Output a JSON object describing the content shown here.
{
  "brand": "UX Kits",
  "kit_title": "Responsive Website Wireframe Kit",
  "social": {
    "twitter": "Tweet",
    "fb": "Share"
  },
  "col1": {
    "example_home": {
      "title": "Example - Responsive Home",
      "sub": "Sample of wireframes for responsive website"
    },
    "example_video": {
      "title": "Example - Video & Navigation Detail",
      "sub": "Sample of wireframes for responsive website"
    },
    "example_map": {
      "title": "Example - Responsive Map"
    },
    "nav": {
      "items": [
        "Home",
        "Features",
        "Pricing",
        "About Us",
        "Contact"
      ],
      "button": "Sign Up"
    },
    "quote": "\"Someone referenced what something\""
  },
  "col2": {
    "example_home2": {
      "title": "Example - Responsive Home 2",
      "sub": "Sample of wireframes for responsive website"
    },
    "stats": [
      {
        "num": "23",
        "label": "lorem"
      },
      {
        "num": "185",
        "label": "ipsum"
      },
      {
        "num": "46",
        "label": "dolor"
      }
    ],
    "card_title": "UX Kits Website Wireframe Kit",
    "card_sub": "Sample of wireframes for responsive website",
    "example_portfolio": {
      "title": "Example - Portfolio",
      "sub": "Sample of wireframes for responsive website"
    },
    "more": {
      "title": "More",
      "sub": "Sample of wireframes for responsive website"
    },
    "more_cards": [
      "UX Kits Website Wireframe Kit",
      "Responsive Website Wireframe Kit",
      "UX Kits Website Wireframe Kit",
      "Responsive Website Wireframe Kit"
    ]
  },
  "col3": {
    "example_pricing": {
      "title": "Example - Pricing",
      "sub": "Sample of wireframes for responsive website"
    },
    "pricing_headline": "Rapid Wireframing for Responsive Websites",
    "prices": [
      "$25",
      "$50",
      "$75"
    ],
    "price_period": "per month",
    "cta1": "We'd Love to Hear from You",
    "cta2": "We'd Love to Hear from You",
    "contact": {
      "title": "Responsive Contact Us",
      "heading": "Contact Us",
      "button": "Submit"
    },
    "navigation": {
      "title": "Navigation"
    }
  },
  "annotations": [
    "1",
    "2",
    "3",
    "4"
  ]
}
○ ○ ○ ○
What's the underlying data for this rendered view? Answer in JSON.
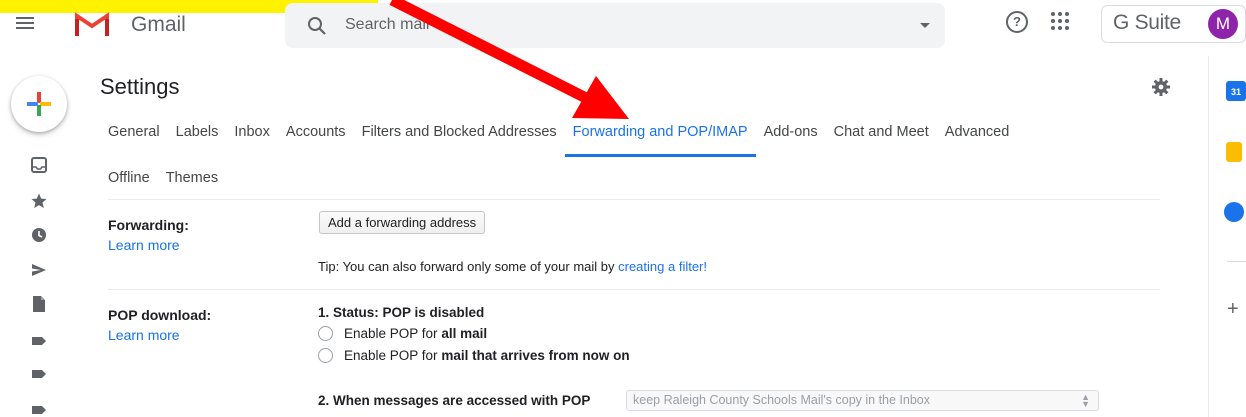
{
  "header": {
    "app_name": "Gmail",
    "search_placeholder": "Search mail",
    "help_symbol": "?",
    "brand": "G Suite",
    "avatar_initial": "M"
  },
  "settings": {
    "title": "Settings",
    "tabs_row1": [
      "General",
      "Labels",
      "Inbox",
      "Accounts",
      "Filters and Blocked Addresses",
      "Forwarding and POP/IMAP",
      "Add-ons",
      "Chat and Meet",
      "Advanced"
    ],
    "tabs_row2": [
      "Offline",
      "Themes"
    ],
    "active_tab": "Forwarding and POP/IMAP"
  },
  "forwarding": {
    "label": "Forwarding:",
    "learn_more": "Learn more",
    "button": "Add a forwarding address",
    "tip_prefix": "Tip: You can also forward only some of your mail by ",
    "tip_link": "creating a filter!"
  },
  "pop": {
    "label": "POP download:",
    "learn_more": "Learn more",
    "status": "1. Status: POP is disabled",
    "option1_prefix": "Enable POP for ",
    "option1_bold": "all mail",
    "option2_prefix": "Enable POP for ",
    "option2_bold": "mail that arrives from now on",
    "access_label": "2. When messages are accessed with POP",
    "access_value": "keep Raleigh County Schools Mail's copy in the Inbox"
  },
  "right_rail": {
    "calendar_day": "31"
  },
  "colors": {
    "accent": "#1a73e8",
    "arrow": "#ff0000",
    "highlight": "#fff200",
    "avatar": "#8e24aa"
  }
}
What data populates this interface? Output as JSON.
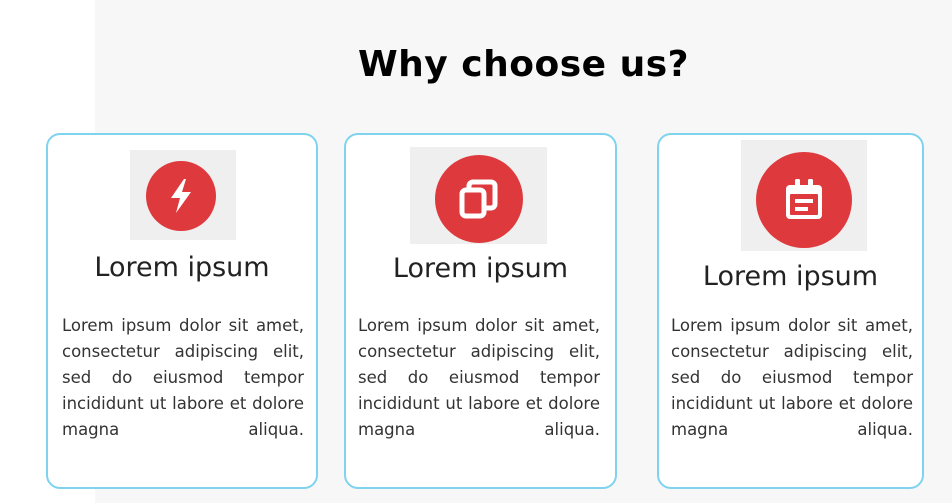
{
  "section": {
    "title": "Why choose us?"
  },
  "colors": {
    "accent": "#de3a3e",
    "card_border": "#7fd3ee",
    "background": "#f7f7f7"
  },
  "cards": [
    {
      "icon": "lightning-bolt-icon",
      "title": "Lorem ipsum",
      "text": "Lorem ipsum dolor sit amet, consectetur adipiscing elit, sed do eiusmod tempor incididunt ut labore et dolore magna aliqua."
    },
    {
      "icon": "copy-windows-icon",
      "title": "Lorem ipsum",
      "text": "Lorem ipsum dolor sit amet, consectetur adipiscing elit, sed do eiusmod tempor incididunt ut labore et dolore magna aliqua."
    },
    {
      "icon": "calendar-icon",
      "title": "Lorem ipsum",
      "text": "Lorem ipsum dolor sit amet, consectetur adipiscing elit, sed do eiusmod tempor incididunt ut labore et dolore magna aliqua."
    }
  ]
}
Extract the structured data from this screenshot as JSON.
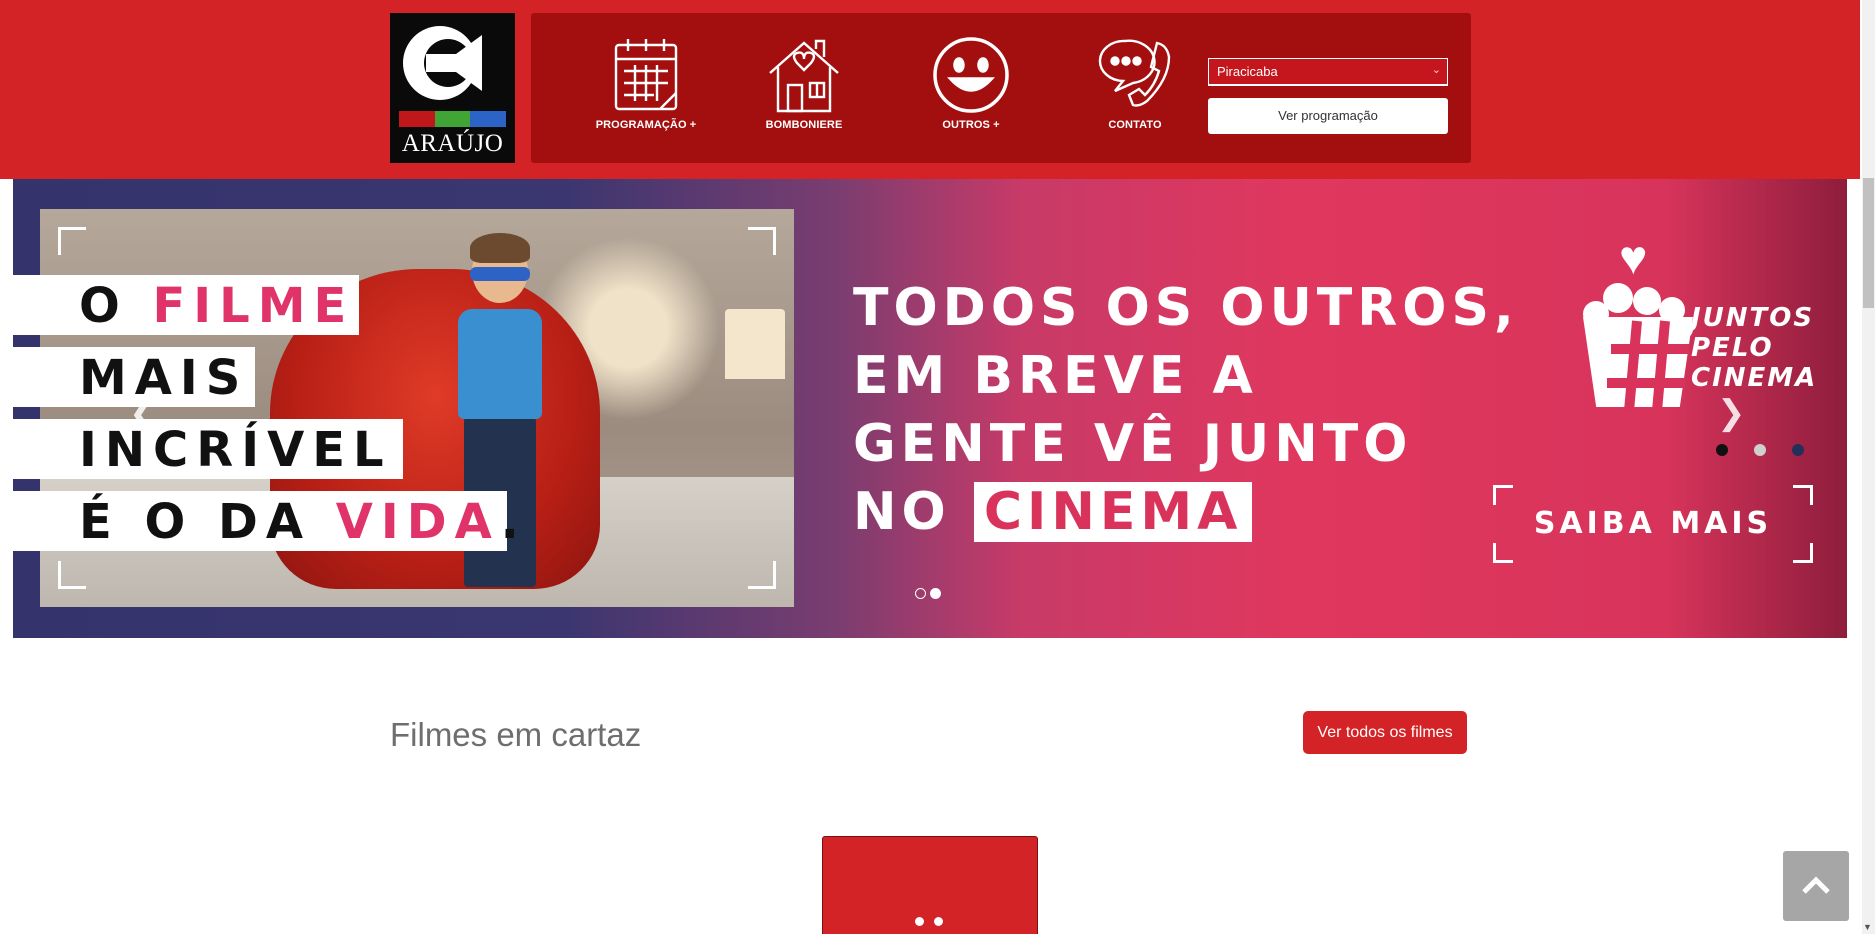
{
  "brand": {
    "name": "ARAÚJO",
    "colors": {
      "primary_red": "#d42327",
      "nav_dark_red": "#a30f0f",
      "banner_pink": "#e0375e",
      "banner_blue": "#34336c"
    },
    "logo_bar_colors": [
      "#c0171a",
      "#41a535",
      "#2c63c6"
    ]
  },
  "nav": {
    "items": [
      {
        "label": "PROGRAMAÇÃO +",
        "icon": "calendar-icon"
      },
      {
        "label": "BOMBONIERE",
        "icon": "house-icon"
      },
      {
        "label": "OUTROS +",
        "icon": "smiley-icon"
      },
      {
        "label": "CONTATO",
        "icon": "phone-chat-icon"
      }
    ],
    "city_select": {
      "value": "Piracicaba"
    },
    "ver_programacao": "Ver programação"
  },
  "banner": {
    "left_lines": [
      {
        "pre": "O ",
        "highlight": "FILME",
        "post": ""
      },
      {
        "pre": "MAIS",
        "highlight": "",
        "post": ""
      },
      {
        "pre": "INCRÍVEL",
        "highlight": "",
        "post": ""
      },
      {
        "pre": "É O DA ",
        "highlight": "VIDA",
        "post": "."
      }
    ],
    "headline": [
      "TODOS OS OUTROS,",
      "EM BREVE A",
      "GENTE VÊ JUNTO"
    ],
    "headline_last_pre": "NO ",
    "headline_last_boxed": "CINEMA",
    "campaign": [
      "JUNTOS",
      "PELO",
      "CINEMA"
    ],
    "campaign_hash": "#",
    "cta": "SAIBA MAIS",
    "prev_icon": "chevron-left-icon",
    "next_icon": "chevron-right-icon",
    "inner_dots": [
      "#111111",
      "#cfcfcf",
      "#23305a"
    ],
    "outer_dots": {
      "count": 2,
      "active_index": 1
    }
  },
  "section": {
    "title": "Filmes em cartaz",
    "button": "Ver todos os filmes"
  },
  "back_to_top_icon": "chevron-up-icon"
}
○ ○ ○ ○
Work instructions
Using the records above, select and copy every line that has the word "Love".

Complete response
    "cta1": "We'd Love to Hear from You",
    "cta2": "We'd Love to Hear from You",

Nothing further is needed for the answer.